• Records supplied
►

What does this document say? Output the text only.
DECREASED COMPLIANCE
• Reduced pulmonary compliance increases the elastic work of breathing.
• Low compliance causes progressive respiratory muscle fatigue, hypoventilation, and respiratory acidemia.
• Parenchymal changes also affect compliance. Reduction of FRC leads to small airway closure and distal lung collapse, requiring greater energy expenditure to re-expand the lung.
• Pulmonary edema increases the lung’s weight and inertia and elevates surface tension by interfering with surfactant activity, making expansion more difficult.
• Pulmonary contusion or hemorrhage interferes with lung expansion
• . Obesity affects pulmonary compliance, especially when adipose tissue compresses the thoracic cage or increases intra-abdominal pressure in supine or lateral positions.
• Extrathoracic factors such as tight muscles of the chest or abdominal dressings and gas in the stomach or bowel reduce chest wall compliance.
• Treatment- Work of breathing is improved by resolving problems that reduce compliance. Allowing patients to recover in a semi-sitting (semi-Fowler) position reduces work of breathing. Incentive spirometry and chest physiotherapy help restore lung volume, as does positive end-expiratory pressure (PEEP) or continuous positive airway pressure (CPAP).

◄
►

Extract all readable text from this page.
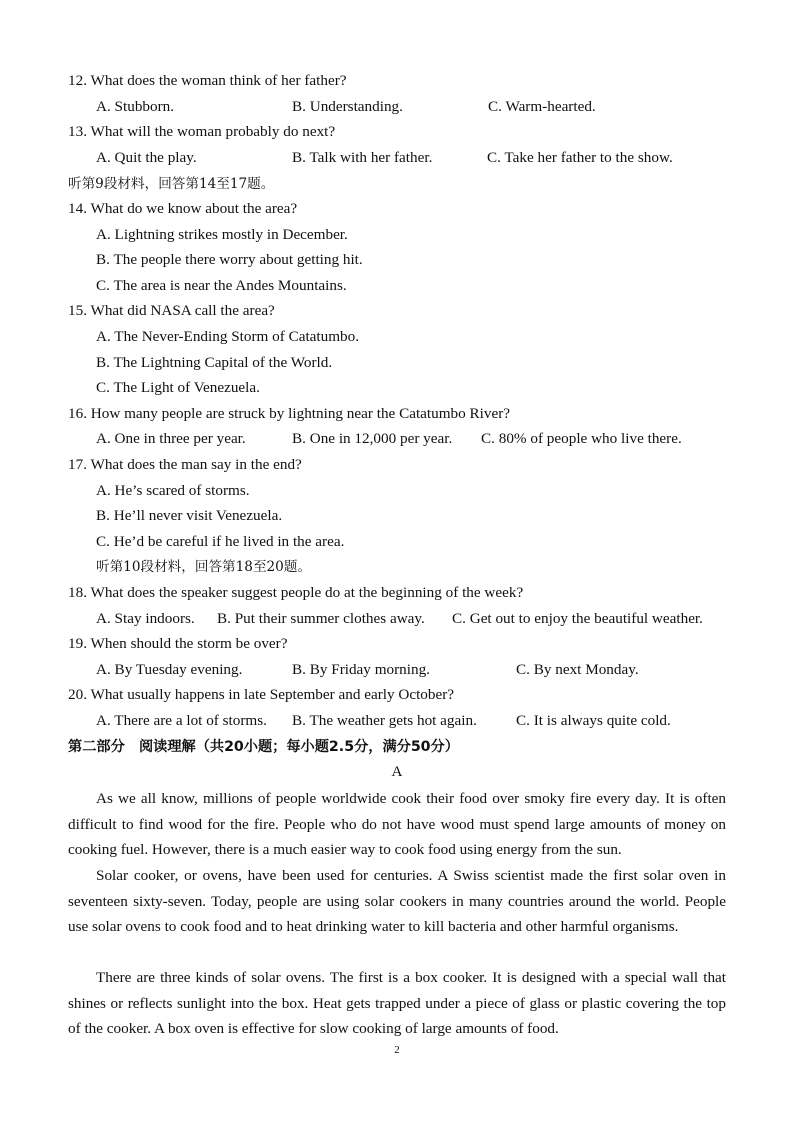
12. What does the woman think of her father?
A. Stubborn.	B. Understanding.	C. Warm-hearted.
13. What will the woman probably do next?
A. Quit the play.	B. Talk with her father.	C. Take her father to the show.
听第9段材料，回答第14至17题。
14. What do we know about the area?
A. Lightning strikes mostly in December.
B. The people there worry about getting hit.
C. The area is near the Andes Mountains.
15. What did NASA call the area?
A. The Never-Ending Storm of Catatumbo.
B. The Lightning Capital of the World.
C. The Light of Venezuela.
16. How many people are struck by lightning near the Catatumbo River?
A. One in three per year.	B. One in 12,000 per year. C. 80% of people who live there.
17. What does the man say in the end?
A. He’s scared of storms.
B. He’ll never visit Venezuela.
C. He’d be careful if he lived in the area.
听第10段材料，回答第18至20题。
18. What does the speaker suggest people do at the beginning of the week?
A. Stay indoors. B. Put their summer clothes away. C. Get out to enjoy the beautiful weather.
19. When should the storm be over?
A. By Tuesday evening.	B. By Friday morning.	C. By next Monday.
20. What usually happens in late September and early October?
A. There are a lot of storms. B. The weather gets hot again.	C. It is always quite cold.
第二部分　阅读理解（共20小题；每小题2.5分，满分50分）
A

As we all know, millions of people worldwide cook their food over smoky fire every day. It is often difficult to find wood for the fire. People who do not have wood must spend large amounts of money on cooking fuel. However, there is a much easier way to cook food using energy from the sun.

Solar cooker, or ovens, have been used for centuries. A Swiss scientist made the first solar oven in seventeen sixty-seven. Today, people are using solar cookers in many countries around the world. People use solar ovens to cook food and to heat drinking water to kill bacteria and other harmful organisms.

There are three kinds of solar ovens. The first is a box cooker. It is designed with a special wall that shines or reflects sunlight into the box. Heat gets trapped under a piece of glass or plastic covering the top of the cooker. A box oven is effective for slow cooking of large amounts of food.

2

◄

• Action item
Look through the data above. Find each line with the string "from" and copy it.

• Written answer
Extract all readable text from this page.
As we all know, millions of people worldwide cook their food over smoky fire every day. It is often difficult to find wood for the fire. People who do not have wood must spend large amounts of money on cooking fuel. However, there is a much easier way to cook food using energy from the sun.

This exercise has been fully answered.